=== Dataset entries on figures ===
= = =
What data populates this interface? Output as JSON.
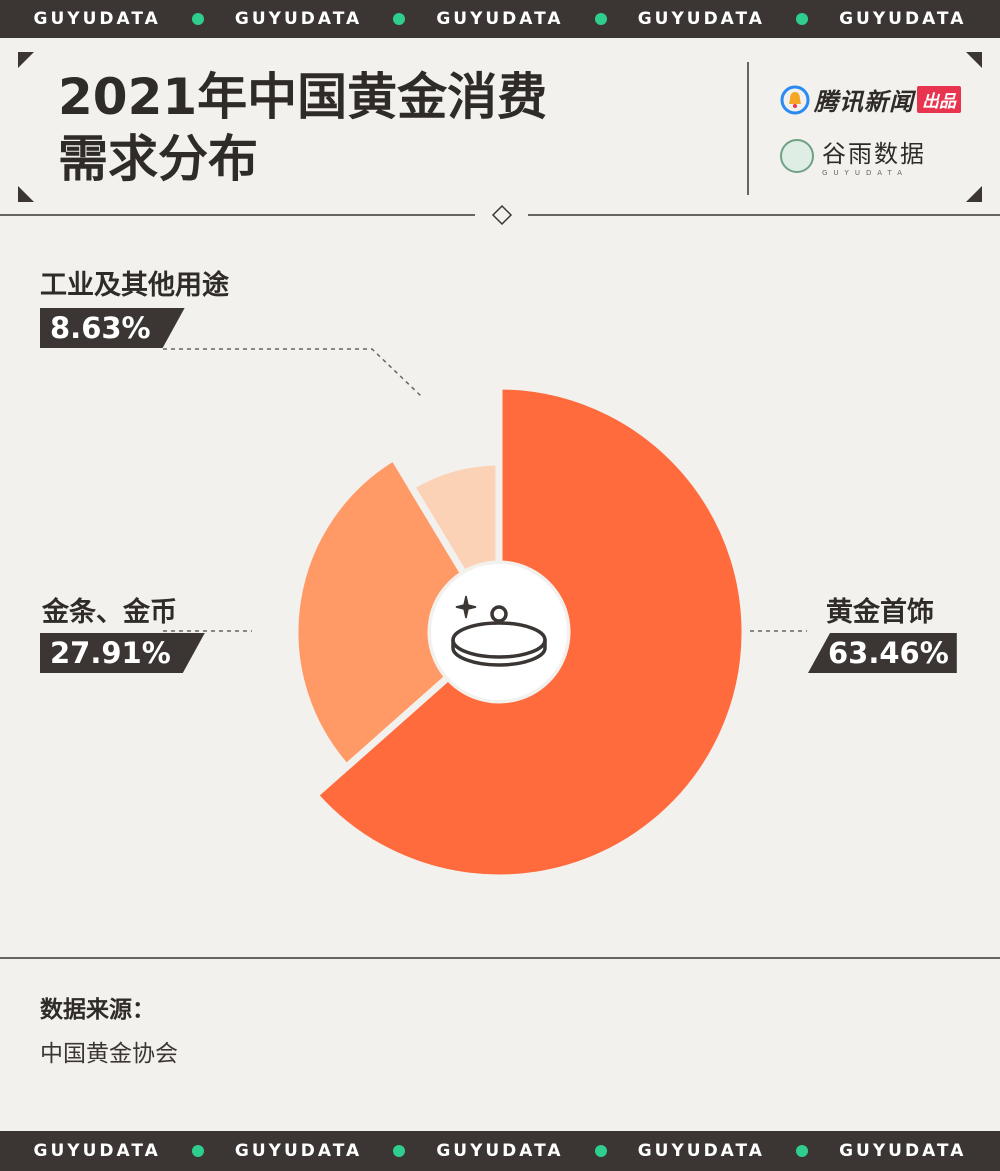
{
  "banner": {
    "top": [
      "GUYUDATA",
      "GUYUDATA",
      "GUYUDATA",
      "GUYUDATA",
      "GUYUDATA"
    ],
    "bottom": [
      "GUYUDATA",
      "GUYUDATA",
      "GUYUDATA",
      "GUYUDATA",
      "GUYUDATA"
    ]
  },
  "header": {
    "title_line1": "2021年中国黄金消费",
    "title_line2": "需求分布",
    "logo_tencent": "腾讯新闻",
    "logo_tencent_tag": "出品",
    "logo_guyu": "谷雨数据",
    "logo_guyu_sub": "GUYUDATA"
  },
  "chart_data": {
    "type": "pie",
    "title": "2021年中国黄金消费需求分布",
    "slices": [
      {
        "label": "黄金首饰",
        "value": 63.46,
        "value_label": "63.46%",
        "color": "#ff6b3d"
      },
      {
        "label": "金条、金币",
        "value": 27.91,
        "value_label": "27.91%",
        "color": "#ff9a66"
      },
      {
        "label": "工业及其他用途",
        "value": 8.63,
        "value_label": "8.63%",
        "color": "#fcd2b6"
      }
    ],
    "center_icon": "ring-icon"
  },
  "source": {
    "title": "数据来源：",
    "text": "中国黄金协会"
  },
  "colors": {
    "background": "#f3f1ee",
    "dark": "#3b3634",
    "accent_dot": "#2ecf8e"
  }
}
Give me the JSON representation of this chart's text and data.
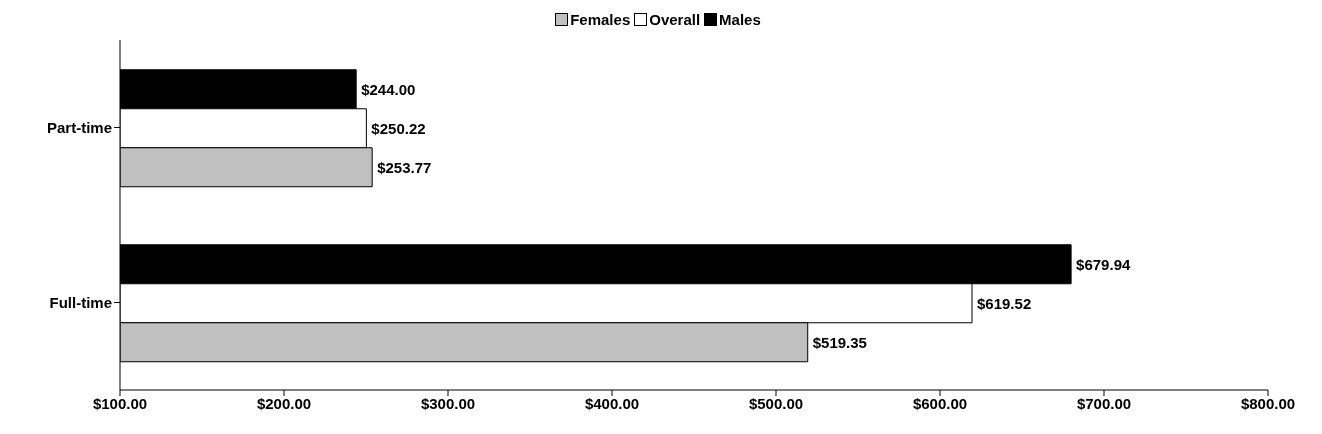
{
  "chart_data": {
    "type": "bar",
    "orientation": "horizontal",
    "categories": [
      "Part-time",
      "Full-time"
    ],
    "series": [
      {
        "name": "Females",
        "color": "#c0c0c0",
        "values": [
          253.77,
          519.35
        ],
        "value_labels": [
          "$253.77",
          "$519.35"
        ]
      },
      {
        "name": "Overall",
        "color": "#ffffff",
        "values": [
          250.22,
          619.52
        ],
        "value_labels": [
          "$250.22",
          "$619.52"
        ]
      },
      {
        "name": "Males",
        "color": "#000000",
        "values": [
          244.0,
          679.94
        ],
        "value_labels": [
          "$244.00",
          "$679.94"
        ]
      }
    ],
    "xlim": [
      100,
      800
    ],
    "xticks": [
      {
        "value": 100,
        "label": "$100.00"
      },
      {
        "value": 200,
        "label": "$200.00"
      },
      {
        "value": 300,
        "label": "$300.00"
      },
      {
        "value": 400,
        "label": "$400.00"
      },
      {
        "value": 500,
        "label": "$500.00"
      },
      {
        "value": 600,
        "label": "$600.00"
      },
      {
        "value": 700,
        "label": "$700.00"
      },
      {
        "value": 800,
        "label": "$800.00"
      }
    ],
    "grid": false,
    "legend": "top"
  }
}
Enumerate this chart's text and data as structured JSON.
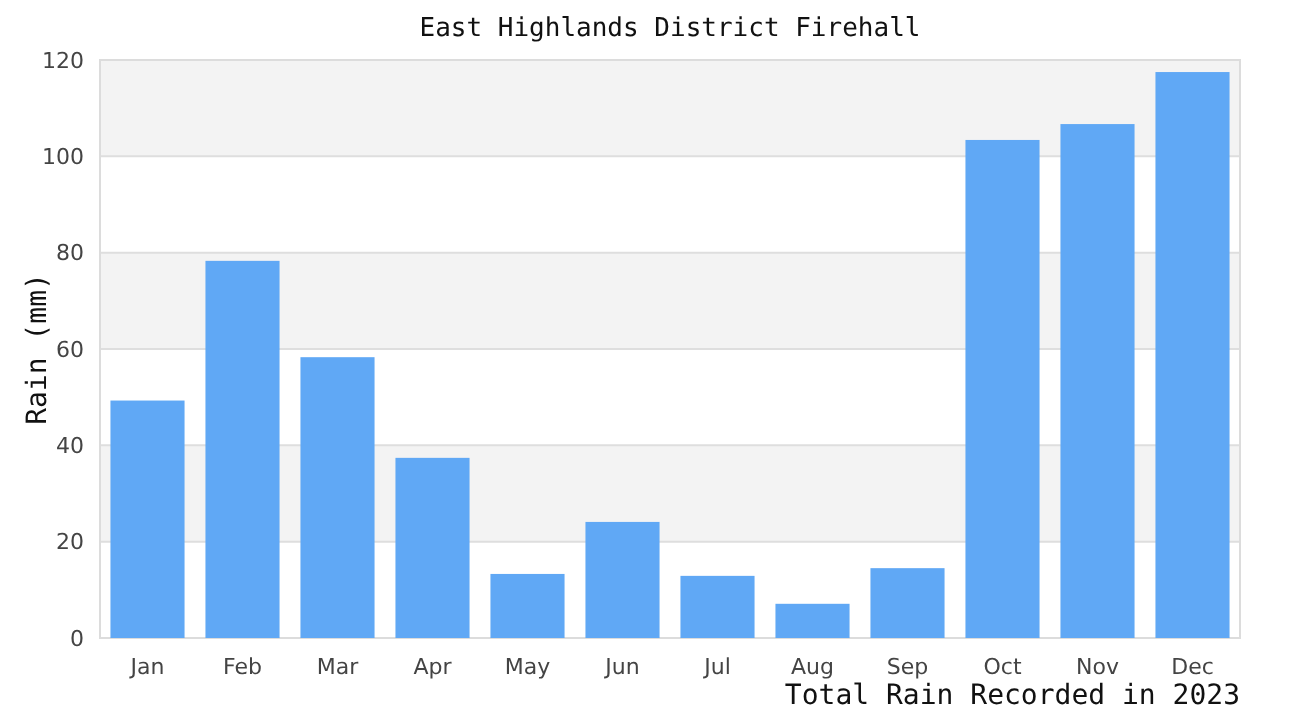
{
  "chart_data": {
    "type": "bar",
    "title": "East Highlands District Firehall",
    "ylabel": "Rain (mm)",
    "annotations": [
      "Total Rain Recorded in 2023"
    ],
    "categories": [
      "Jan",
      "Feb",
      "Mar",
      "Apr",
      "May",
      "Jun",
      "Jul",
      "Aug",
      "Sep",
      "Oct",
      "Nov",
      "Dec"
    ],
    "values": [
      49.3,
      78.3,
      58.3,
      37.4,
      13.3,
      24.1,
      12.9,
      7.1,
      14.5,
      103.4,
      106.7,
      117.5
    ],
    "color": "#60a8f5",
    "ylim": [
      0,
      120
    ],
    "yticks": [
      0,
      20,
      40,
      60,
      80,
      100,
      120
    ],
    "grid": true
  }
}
= = =
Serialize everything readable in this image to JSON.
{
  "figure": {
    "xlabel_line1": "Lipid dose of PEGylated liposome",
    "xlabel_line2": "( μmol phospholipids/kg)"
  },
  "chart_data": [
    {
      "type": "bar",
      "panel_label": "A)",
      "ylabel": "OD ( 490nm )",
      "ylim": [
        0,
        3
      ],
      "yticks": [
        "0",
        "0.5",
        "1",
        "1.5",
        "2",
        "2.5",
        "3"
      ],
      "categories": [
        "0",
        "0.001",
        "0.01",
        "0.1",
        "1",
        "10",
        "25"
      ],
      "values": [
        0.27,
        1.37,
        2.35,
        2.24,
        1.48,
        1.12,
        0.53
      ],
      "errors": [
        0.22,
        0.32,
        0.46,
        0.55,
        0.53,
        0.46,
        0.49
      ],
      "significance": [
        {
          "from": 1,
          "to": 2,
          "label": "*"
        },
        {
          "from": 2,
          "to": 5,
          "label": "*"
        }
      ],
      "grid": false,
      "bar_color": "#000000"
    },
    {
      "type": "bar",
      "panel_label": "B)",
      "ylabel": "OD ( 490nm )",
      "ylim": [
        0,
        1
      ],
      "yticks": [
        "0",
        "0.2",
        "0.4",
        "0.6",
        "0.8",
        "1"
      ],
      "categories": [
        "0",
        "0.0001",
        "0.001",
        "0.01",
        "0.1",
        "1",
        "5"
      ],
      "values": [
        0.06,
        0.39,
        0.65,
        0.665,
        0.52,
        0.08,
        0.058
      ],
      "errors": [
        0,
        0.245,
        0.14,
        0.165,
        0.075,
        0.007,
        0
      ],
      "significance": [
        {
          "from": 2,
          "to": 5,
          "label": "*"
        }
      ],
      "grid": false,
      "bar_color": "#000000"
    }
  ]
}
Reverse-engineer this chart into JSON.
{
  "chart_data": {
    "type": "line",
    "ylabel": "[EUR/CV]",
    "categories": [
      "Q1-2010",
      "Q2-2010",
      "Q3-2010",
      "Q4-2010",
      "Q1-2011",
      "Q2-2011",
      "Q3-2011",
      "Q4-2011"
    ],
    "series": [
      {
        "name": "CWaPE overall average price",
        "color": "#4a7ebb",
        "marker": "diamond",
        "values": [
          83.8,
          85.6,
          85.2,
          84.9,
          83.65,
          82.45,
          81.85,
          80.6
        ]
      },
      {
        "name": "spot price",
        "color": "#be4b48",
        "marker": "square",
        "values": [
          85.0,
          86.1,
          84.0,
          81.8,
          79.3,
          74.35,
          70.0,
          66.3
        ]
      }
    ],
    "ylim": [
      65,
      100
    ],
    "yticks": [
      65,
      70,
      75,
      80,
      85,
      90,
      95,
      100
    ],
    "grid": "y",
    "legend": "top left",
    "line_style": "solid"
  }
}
= = =
=== TASK ===
Work out how many lines of the data hold the string "this". Reply with that number alone.

=== ANSWER TO THE PROBLEM ===
5